§ TASK DIRECTIONS:
Leave the pictures out and transcribe every record exactly.

Entries from a visual dataset:
------------
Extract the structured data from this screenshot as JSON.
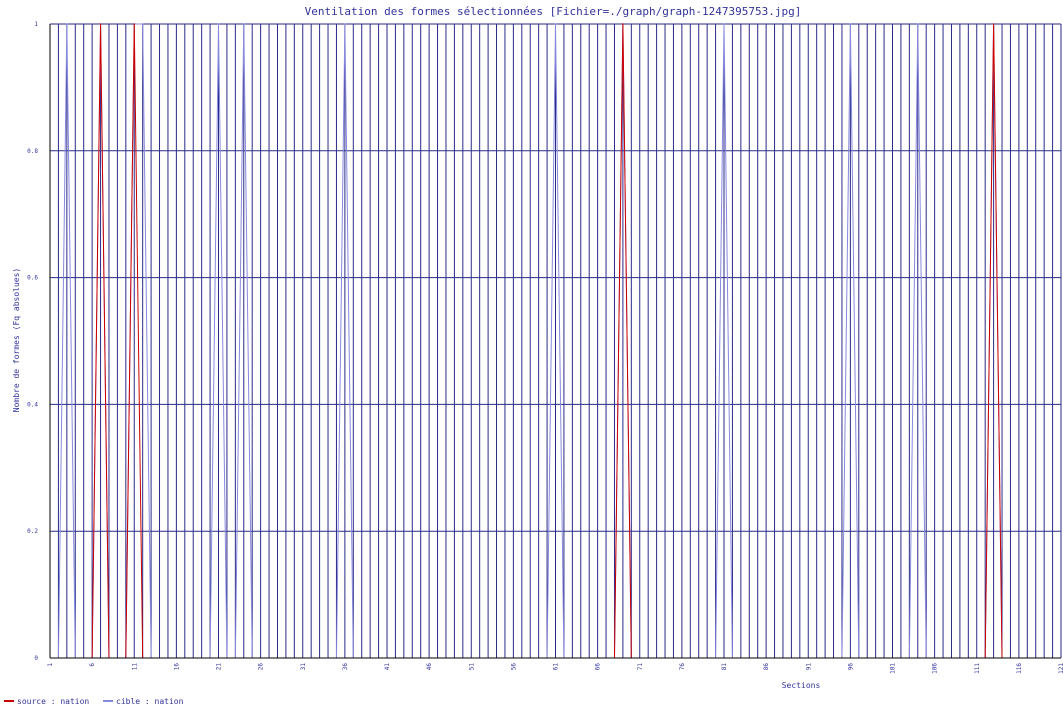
{
  "chart_data": {
    "type": "line",
    "title": "Ventilation des formes sélectionnées [Fichier=./graph/graph-1247395753.jpg]",
    "xlabel": "Sections",
    "ylabel": "Nombre de formes (Fq absolues)",
    "xlim": [
      1,
      121
    ],
    "ylim": [
      0,
      1
    ],
    "x_ticks": [
      "1",
      "6",
      "11",
      "16",
      "21",
      "26",
      "31",
      "36",
      "41",
      "46",
      "51",
      "56",
      "61",
      "66",
      "71",
      "76",
      "81",
      "86",
      "91",
      "96",
      "101",
      "106",
      "111",
      "116",
      "121"
    ],
    "y_ticks": [
      "0",
      "0.2",
      "0.4",
      "0.6",
      "0.8",
      "1"
    ],
    "grid": true,
    "legend_position": "bottom-left",
    "series": [
      {
        "name": "source : nation",
        "color": "#cc0000",
        "nonzero_x": [
          7,
          11,
          69,
          113
        ],
        "values_at_nonzero": [
          1,
          1,
          1,
          1
        ]
      },
      {
        "name": "cible : nation",
        "color": "#8888dd",
        "nonzero_x": [
          3,
          7,
          11,
          12,
          21,
          24,
          36,
          61,
          69,
          81,
          96,
          104,
          113
        ],
        "values_at_nonzero": [
          1,
          1,
          1,
          1,
          1,
          1,
          1,
          1,
          1,
          1,
          1,
          1,
          1
        ]
      }
    ]
  }
}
------------
§ WRITTEN SOLUTION:
Extract the structured data from this screenshot as JSON.
{
  "chart_data": {
    "type": "line",
    "title": "Ventilation des formes sélectionnées [Fichier=./graph/graph-1247395753.jpg]",
    "xlabel": "Sections",
    "ylabel": "Nombre de formes (Fq absolues)",
    "xlim": [
      1,
      121
    ],
    "ylim": [
      0,
      1
    ],
    "x_ticks": [
      "1",
      "6",
      "11",
      "16",
      "21",
      "26",
      "31",
      "36",
      "41",
      "46",
      "51",
      "56",
      "61",
      "66",
      "71",
      "76",
      "81",
      "86",
      "91",
      "96",
      "101",
      "106",
      "111",
      "116",
      "121"
    ],
    "y_ticks": [
      "0",
      "0.2",
      "0.4",
      "0.6",
      "0.8",
      "1"
    ],
    "grid": true,
    "legend_position": "bottom-left",
    "series": [
      {
        "name": "source : nation",
        "color": "#cc0000",
        "nonzero_x": [
          7,
          11,
          69,
          113
        ],
        "values_at_nonzero": [
          1,
          1,
          1,
          1
        ]
      },
      {
        "name": "cible : nation",
        "color": "#8888dd",
        "nonzero_x": [
          3,
          7,
          11,
          12,
          21,
          24,
          36,
          61,
          69,
          81,
          96,
          104,
          113
        ],
        "values_at_nonzero": [
          1,
          1,
          1,
          1,
          1,
          1,
          1,
          1,
          1,
          1,
          1,
          1,
          1
        ]
      }
    ]
  }
}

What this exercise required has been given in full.